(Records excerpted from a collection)
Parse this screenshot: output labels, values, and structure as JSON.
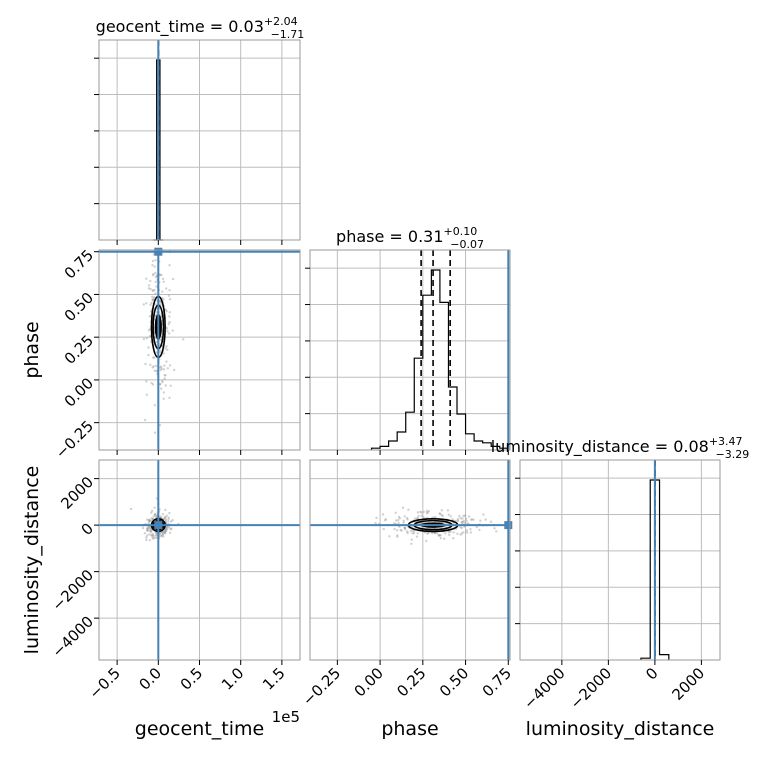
{
  "chart_data": {
    "type": "corner",
    "parameters": [
      "geocent_time",
      "phase",
      "luminosity_distance"
    ],
    "titles": [
      {
        "name": "geocent_time",
        "median": "0.03",
        "plus": "+2.04",
        "minus": "−1.71"
      },
      {
        "name": "phase",
        "median": "0.31",
        "plus": "+0.10",
        "minus": "−0.07"
      },
      {
        "name": "luminosity_distance",
        "median": "0.08",
        "plus": "+3.47",
        "minus": "−3.29"
      }
    ],
    "axis_labels": {
      "x": [
        "geocent_time",
        "phase",
        "luminosity_distance"
      ],
      "y": [
        "phase",
        "luminosity_distance"
      ]
    },
    "ranges": {
      "geocent_time": [
        -72000,
        172000
      ],
      "phase": [
        -0.41,
        0.76
      ],
      "luminosity_distance": [
        -5800,
        2800
      ]
    },
    "ticks": {
      "geocent_time": {
        "values": [
          -50000,
          0,
          50000,
          100000,
          150000
        ],
        "labels": [
          "−0.5",
          "0.0",
          "0.5",
          "1.0",
          "1.5"
        ],
        "offset_text": "1e5"
      },
      "phase": {
        "values": [
          -0.25,
          0.0,
          0.25,
          0.5,
          0.75
        ],
        "labels": [
          "−0.25",
          "0.00",
          "0.25",
          "0.50",
          "0.75"
        ]
      },
      "luminosity_distance": {
        "values": [
          -4000,
          -2000,
          0,
          2000
        ],
        "labels": [
          "−4000",
          "−2000",
          "0",
          "2000"
        ]
      }
    },
    "truths": {
      "geocent_time": 0,
      "phase": 0.75,
      "luminosity_distance": 0
    },
    "quantiles": {
      "geocent_time": [
        -1.71,
        0.03,
        2.04
      ],
      "phase": [
        0.24,
        0.31,
        0.41
      ],
      "luminosity_distance": [
        -3.29,
        0.08,
        3.47
      ]
    },
    "histograms": {
      "geocent_time": {
        "edges": [
          -6000,
          -2000,
          2000,
          6000
        ],
        "counts": [
          0,
          1.0,
          0
        ]
      },
      "phase": {
        "edges": [
          -0.05,
          0.0,
          0.05,
          0.1,
          0.15,
          0.2,
          0.25,
          0.3,
          0.35,
          0.4,
          0.45,
          0.5,
          0.55,
          0.6,
          0.65,
          0.7,
          0.75
        ],
        "counts": [
          0.01,
          0.02,
          0.05,
          0.1,
          0.21,
          0.51,
          0.86,
          1.0,
          0.82,
          0.35,
          0.2,
          0.09,
          0.05,
          0.04,
          0.02,
          0.01
        ]
      },
      "luminosity_distance": {
        "edges": [
          -600,
          -200,
          200,
          600
        ],
        "counts": [
          0.01,
          1.0,
          0.03
        ]
      }
    },
    "grid": true,
    "scatter_note": ""
  }
}
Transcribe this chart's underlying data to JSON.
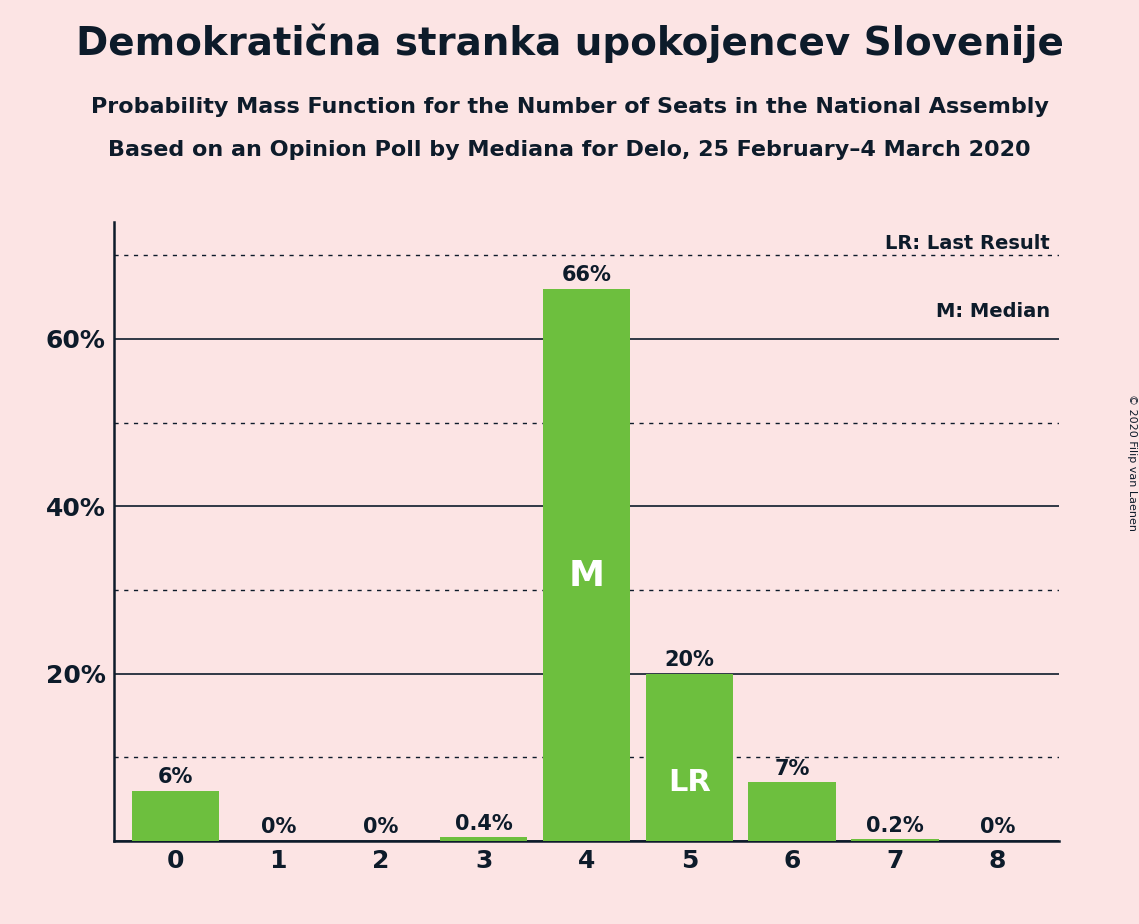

■ **REQUIREMENT**
Omit the images and transcribe all of the records above word for word.

■ **SOLVED PROBLEM**
Parse this screenshot: output labels, values, and structure as JSON.
{
  "chart_data": {
    "type": "corner",
    "parameters": [
      "geocent_time",
      "phase",
      "luminosity_distance"
    ],
    "titles": [
      {
        "name": "geocent_time",
        "median": "0.03",
        "plus": "+2.04",
        "minus": "−1.71"
      },
      {
        "name": "phase",
        "median": "0.31",
        "plus": "+0.10",
        "minus": "−0.07"
      },
      {
        "name": "luminosity_distance",
        "median": "0.08",
        "plus": "+3.47",
        "minus": "−3.29"
      }
    ],
    "axis_labels": {
      "x": [
        "geocent_time",
        "phase",
        "luminosity_distance"
      ],
      "y": [
        "phase",
        "luminosity_distance"
      ]
    },
    "ranges": {
      "geocent_time": [
        -72000,
        172000
      ],
      "phase": [
        -0.41,
        0.76
      ],
      "luminosity_distance": [
        -5800,
        2800
      ]
    },
    "ticks": {
      "geocent_time": {
        "values": [
          -50000,
          0,
          50000,
          100000,
          150000
        ],
        "labels": [
          "−0.5",
          "0.0",
          "0.5",
          "1.0",
          "1.5"
        ],
        "offset_text": "1e5"
      },
      "phase": {
        "values": [
          -0.25,
          0.0,
          0.25,
          0.5,
          0.75
        ],
        "labels": [
          "−0.25",
          "0.00",
          "0.25",
          "0.50",
          "0.75"
        ]
      },
      "luminosity_distance": {
        "values": [
          -4000,
          -2000,
          0,
          2000
        ],
        "labels": [
          "−4000",
          "−2000",
          "0",
          "2000"
        ]
      }
    },
    "truths": {
      "geocent_time": 0,
      "phase": 0.75,
      "luminosity_distance": 0
    },
    "quantiles": {
      "geocent_time": [
        -1.71,
        0.03,
        2.04
      ],
      "phase": [
        0.24,
        0.31,
        0.41
      ],
      "luminosity_distance": [
        -3.29,
        0.08,
        3.47
      ]
    },
    "histograms": {
      "geocent_time": {
        "edges": [
          -6000,
          -2000,
          2000,
          6000
        ],
        "counts": [
          0,
          1.0,
          0
        ]
      },
      "phase": {
        "edges": [
          -0.05,
          0.0,
          0.05,
          0.1,
          0.15,
          0.2,
          0.25,
          0.3,
          0.35,
          0.4,
          0.45,
          0.5,
          0.55,
          0.6,
          0.65,
          0.7,
          0.75
        ],
        "counts": [
          0.01,
          0.02,
          0.05,
          0.1,
          0.21,
          0.51,
          0.86,
          1.0,
          0.82,
          0.35,
          0.2,
          0.09,
          0.05,
          0.04,
          0.02,
          0.01
        ]
      },
      "luminosity_distance": {
        "edges": [
          -600,
          -200,
          200,
          600
        ],
        "counts": [
          0.01,
          1.0,
          0.03
        ]
      }
    },
    "grid": true,
    "scatter_note": ""
  }
}
Transcribe this chart's underlying data to JSON.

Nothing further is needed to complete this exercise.